▸ **What is expected**:
Tell me how many lines hold "Одноставочный", please, using only the number.

[start of Records for this task]

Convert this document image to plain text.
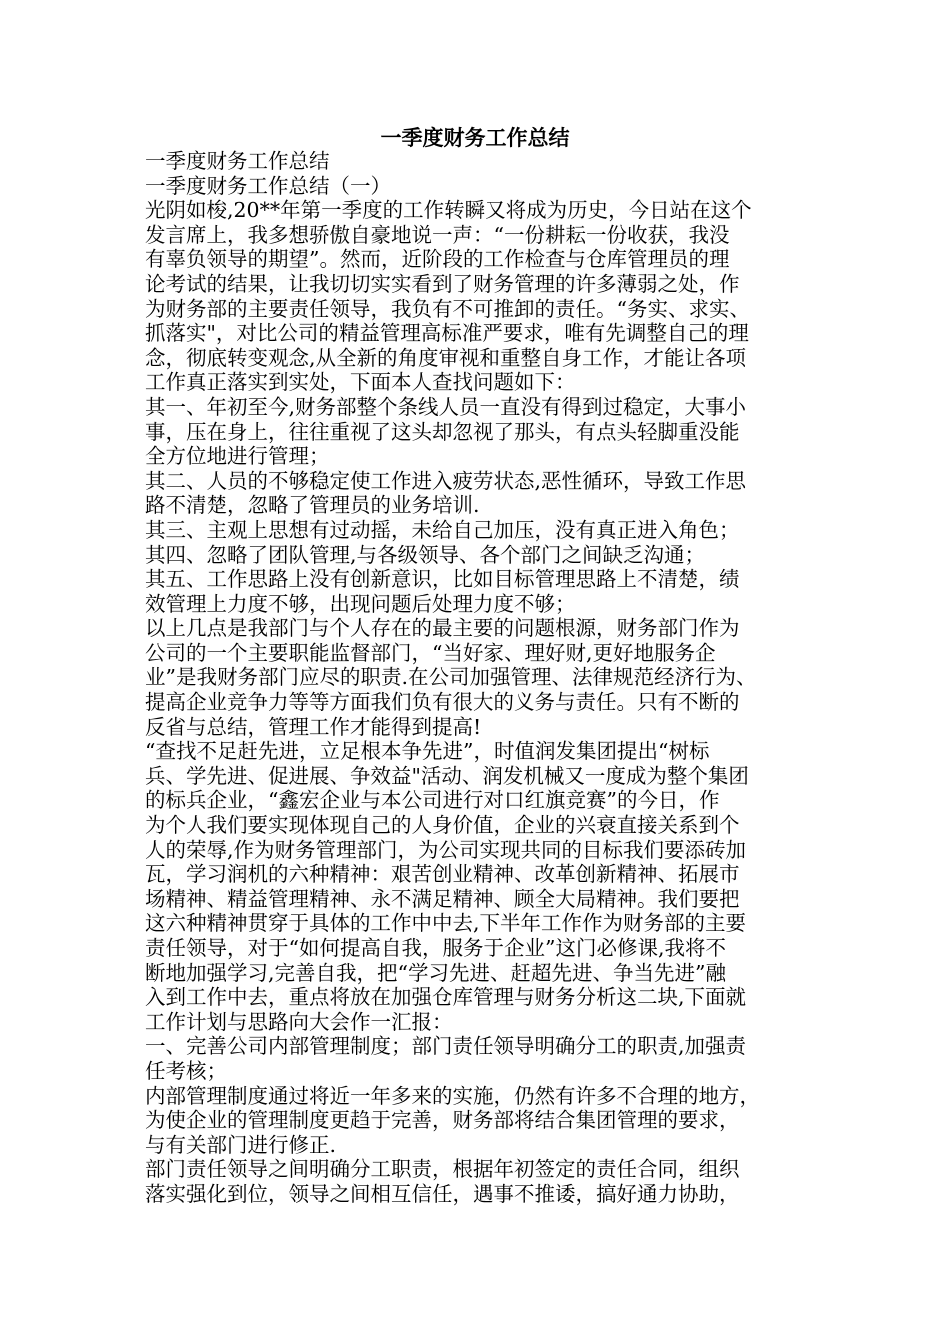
一季度财务工作总结
一季度财务工作总结
一季度财务工作总结（一）
光阴如梭,20**年第一季度的工作转瞬又将成为历史，今日站在这个
发言席上，我多想骄傲自豪地说一声：“一份耕耘一份收获，我没
有辜负领导的期望”。然而，近阶段的工作检查与仓库管理员的理
论考试的结果，让我切切实实看到了财务管理的许多薄弱之处，作
为财务部的主要责任领导，我负有不可推卸的责任。“务实、求实、
抓落实"，对比公司的精益管理高标准严要求，唯有先调整自己的理
念，彻底转变观念,从全新的角度审视和重整自身工作，才能让各项
工作真正落实到实处，下面本人查找问题如下：
其一、年初至今,财务部整个条线人员一直没有得到过稳定，大事小
事，压在身上，往往重视了这头却忽视了那头，有点头轻脚重没能
全方位地进行管理；
其二、人员的不够稳定使工作进入疲劳状态,恶性循环，导致工作思
路不清楚，忽略了管理员的业务培训.
其三、主观上思想有过动摇，未给自己加压，没有真正进入角色；
其四、忽略了团队管理,与各级领导、各个部门之间缺乏沟通；
其五、工作思路上没有创新意识，比如目标管理思路上不清楚，绩
效管理上力度不够，出现问题后处理力度不够；
以上几点是我部门与个人存在的最主要的问题根源，财务部门作为
公司的一个主要职能监督部门，“当好家、理好财,更好地服务企
业”是我财务部门应尽的职责.在公司加强管理、法律规范经济行为、
提高企业竞争力等等方面我们负有很大的义务与责任。只有不断的
反省与总结，管理工作才能得到提高!
“查找不足赶先进，立足根本争先进”，时值润发集团提出“树标
兵、学先进、促进展、争效益"活动、润发机械又一度成为整个集团
的标兵企业，“鑫宏企业与本公司进行对口红旗竞赛”的今日，作
为个人我们要实现体现自己的人身价值，企业的兴衰直接关系到个
人的荣辱,作为财务管理部门，为公司实现共同的目标我们要添砖加
瓦，学习润机的六种精神：艰苦创业精神、改革创新精神、拓展市
场精神、精益管理精神、永不满足精神、顾全大局精神。我们要把
这六种精神贯穿于具体的工作中中去,下半年工作作为财务部的主要
责任领导，对于“如何提高自我，服务于企业”这门必修课,我将不
断地加强学习,完善自我，把“学习先进、赶超先进、争当先进”融
入到工作中去，重点将放在加强仓库管理与财务分析这二块,下面就
工作计划与思路向大会作一汇报：
一、完善公司内部管理制度；部门责任领导明确分工的职责,加强责
任考核；
内部管理制度通过将近一年多来的实施，仍然有许多不合理的地方，
为使企业的管理制度更趋于完善，财务部将结合集团管理的要求，
与有关部门进行修正.
部门责任领导之间明确分工职责，根据年初签定的责任合同，组织
落实强化到位，领导之间相互信任，遇事不推诿，搞好通力协助，
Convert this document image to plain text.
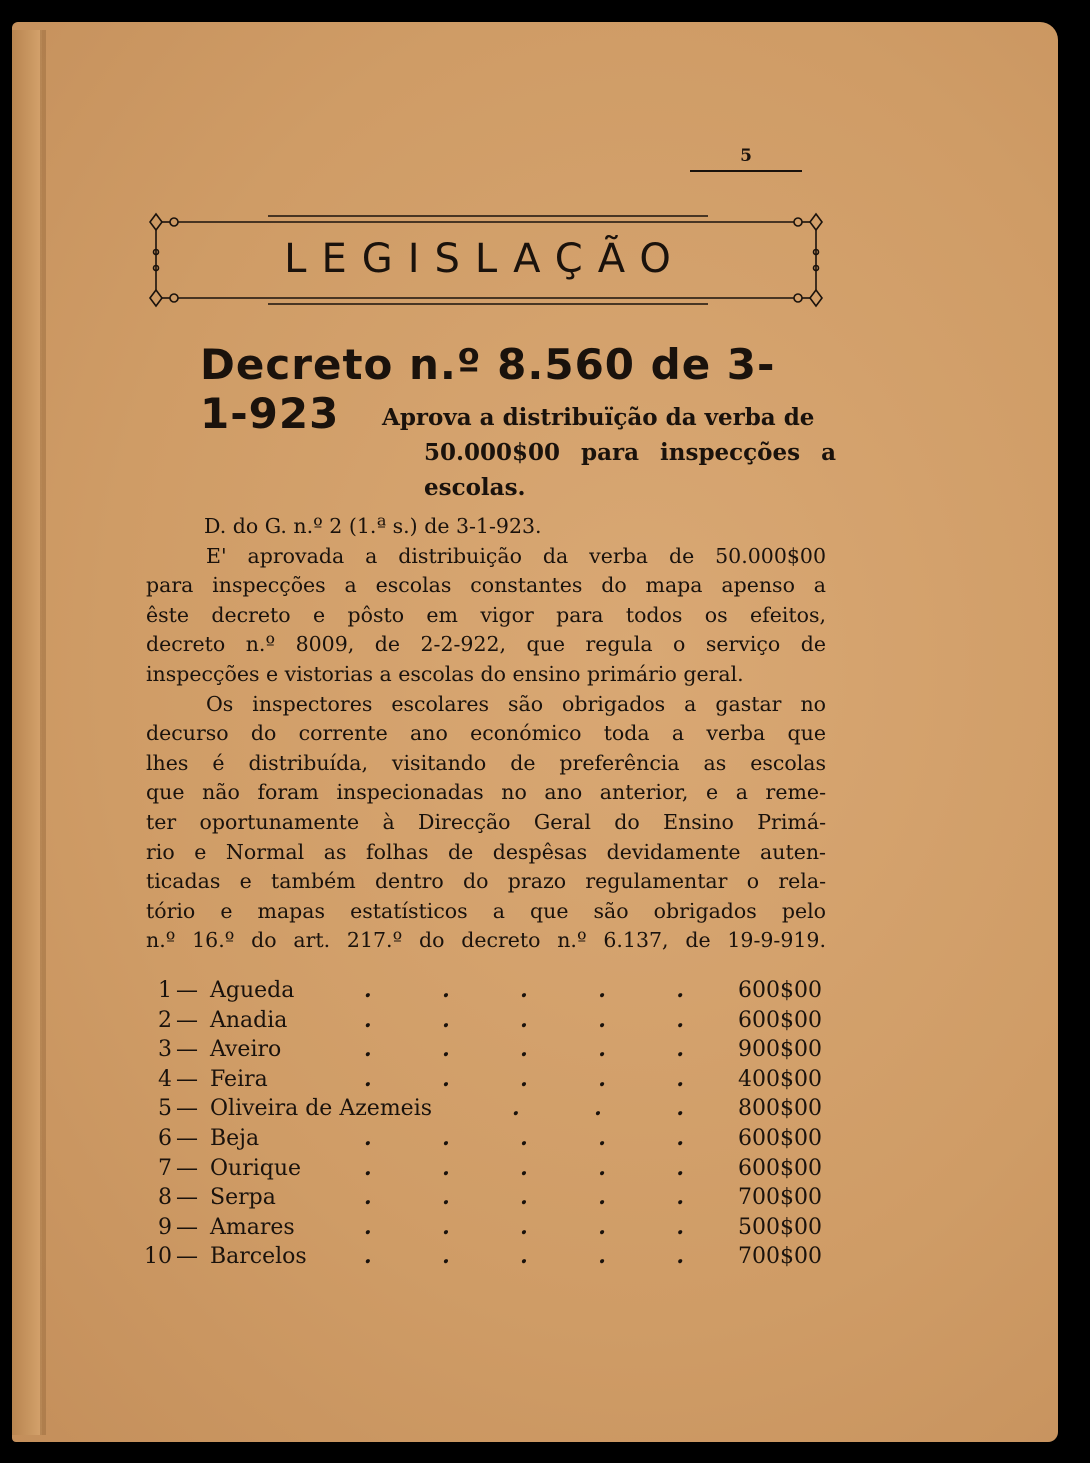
5
LEGISLAÇÃO
Decreto n.º 8.560 de 3-1-923	Aprova a distribuïção da verba de
50.000$00 para inspecções a
escolas.
D. do G. n.º 2 (1.ª s.) de 3-1-923.
E' aprovada a distribuição da verba de 50.000$00
para inspecções a escolas constantes do mapa apenso a
êste decreto e pôsto em vigor para todos os efeitos,
decreto n.º 8009, de 2-2-922, que regula o serviço de
inspecções e vistorias a escolas do ensino primário geral.
Os inspectores escolares são obrigados a gastar no
decurso do corrente ano económico toda a verba que
lhes é distribuída, visitando de preferência as escolas
que não foram inspecionadas no ano anterior, e a reme-
ter oportunamente à Direcção Geral do Ensino Primá-
rio e Normal as folhas de despêsas devidamente auten-
ticadas e também dentro do prazo regulamentar o rela-
tório e mapas estatísticos a que são obrigados pelo
n.º 16.º do art. 217.º do decreto n.º 6.137, de 19-9-919.
1 — Agueda	.	.	.	.	.	600$00
2 — Anadia	.	.	.	.	.	600$00
3 — Aveiro	.	.	.	.	.	900$00
4 — Feira	.	.	.	.	.	400$00
5 — Oliveira de Azemeis	.	.	.	800$00
6 — Beja	.	.	.	.	.	600$00
7 — Ourique	.	.	.	.	.	600$00
8 — Serpa	.	.	.	.	.	700$00
9 — Amares	.	.	.	.	.	500$00
10 — Barcelos	.	.	.	.	.	700$00
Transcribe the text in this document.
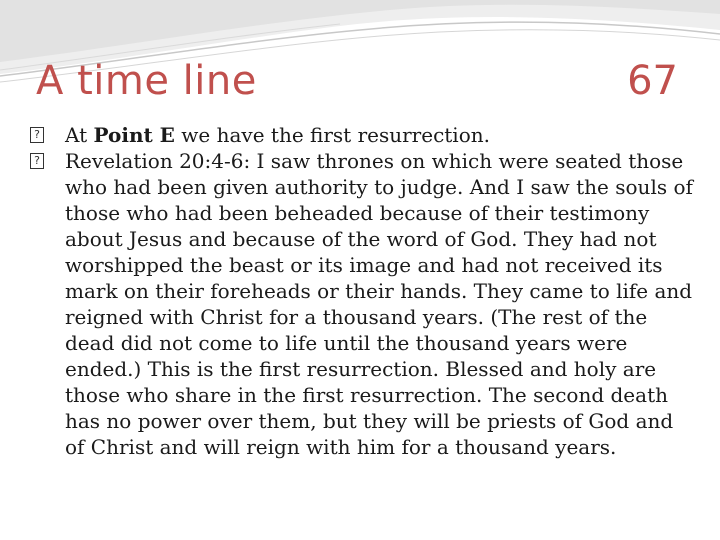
A time line	67

? At Point E we have the first resurrection.

? Revelation 20:4-6: I saw thrones on which were seated those who had been given authority to judge. And I saw the souls of those who had been beheaded because of their testimony about Jesus and because of the word of God. They had not worshipped the beast or its image and had not received its mark on their foreheads or their hands. They came to life and reigned with Christ for a thousand years. (The rest of the dead did not come to life until the thousand years were ended.) This is the first resurrection. Blessed and holy are those who share in the first resurrection. The second death has no power over them, but they will be priests of God and of Christ and will reign with him for a thousand years.
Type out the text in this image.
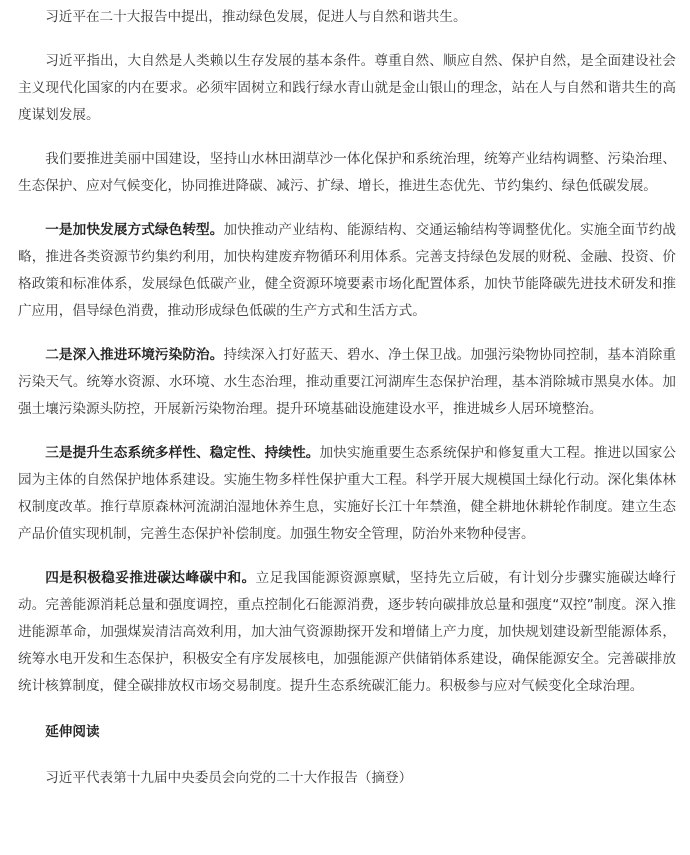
习近平在二十大报告中提出，推动绿色发展，促进人与自然和谐共生。

习近平指出，大自然是人类赖以生存发展的基本条件。尊重自然、顺应自然、保护自然，是全面建设社会主义现代化国家的内在要求。必须牢固树立和践行绿水青山就是金山银山的理念，站在人与自然和谐共生的高度谋划发展。

我们要推进美丽中国建设，坚持山水林田湖草沙一体化保护和系统治理，统筹产业结构调整、污染治理、生态保护、应对气候变化，协同推进降碳、减污、扩绿、增长，推进生态优先、节约集约、绿色低碳发展。

一是加快发展方式绿色转型。加快推动产业结构、能源结构、交通运输结构等调整优化。实施全面节约战略，推进各类资源节约集约利用，加快构建废弃物循环利用体系。完善支持绿色发展的财税、金融、投资、价格政策和标准体系，发展绿色低碳产业，健全资源环境要素市场化配置体系，加快节能降碳先进技术研发和推广应用，倡导绿色消费，推动形成绿色低碳的生产方式和生活方式。

二是深入推进环境污染防治。持续深入打好蓝天、碧水、净土保卫战。加强污染物协同控制，基本消除重污染天气。统筹水资源、水环境、水生态治理，推动重要江河湖库生态保护治理，基本消除城市黑臭水体。加强土壤污染源头防控，开展新污染物治理。提升环境基础设施建设水平，推进城乡人居环境整治。

三是提升生态系统多样性、稳定性、持续性。加快实施重要生态系统保护和修复重大工程。推进以国家公园为主体的自然保护地体系建设。实施生物多样性保护重大工程。科学开展大规模国土绿化行动。深化集体林权制度改革。推行草原森林河流湖泊湿地休养生息，实施好长江十年禁渔，健全耕地休耕轮作制度。建立生态产品价值实现机制，完善生态保护补偿制度。加强生物安全管理，防治外来物种侵害。

四是积极稳妥推进碳达峰碳中和。立足我国能源资源禀赋，坚持先立后破，有计划分步骤实施碳达峰行动。完善能源消耗总量和强度调控，重点控制化石能源消费，逐步转向碳排放总量和强度“双控”制度。深入推进能源革命，加强煤炭清洁高效利用，加大油气资源勘探开发和增储上产力度，加快规划建设新型能源体系，统筹水电开发和生态保护，积极安全有序发展核电，加强能源产供储销体系建设，确保能源安全。完善碳排放统计核算制度，健全碳排放权市场交易制度。提升生态系统碳汇能力。积极参与应对气候变化全球治理。

延伸阅读

习近平代表第十九届中央委员会向党的二十大作报告（摘登）
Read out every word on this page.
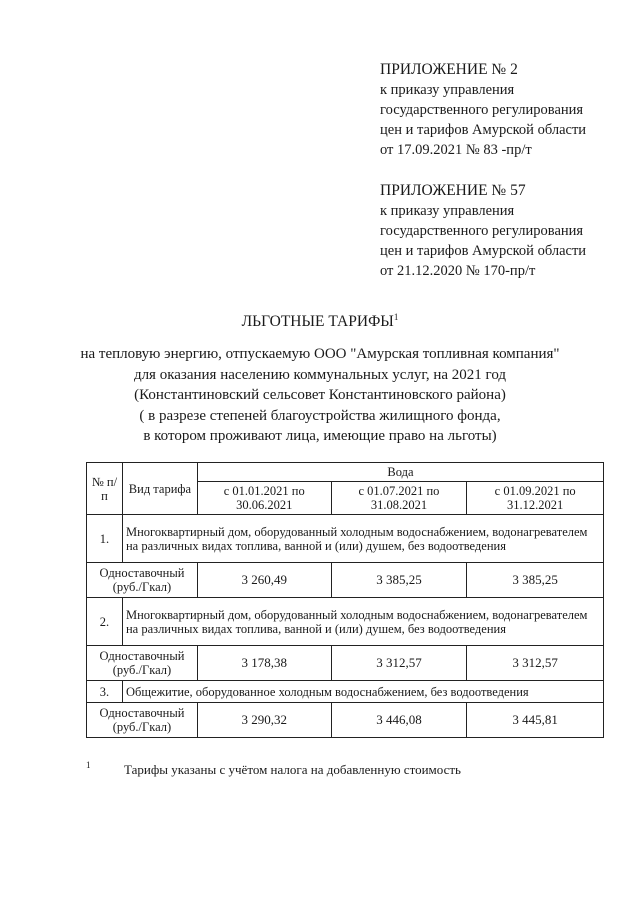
ПРИЛОЖЕНИЕ № 2
к приказу управления
государственного регулирования
цен и тарифов Амурской области
от 17.09.2021 № 83 -пр/т
ПРИЛОЖЕНИЕ № 57
к приказу управления
государственного регулирования
цен и тарифов Амурской области
от 21.12.2020 № 170-пр/т
ЛЬГОТНЫЕ ТАРИФЫ$^1$
на тепловую энергию, отпускаемую ООО "Амурская топливная компания"
для оказания населению коммунальных услуг, на 2021 год
(Константиновский сельсовет Константиновского района)
( в разрезе степеней благоустройства жилищного фонда,
в котором проживают лица, имеющие право на льготы)
№ п/п	Вид тарифа	Вода		
		с 01.01.2021 по 30.06.2021	с 01.07.2021 по 31.08.2021	с 01.09.2021 по 31.12.2021
1.	Многоквартирный дом, оборудованный холодным водоснабжением, водонагревателем на различных видах топлива, ванной и (или) душем, без водоотведения			
Одноставочный (руб./Гкал)		3 260,49	3 385,25	3 385,25
2.	Многоквартирный дом, оборудованный холодным водоснабжением, водонагревателем на различных видах топлива, ванной и (или) душем, без водоотведения			
Одноставочный (руб./Гкал)		3 178,38	3 312,57	3 312,57
3.	Общежитие, оборудованное холодным водоснабжением, без водоотведения			
Одноставочный (руб./Гкал)		3 290,32	3 446,08	3 445,81
1	Тарифы указаны с учётом налога на добавленную стоимость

[end of Records for this task]

▸ **Answer to the problem**:
3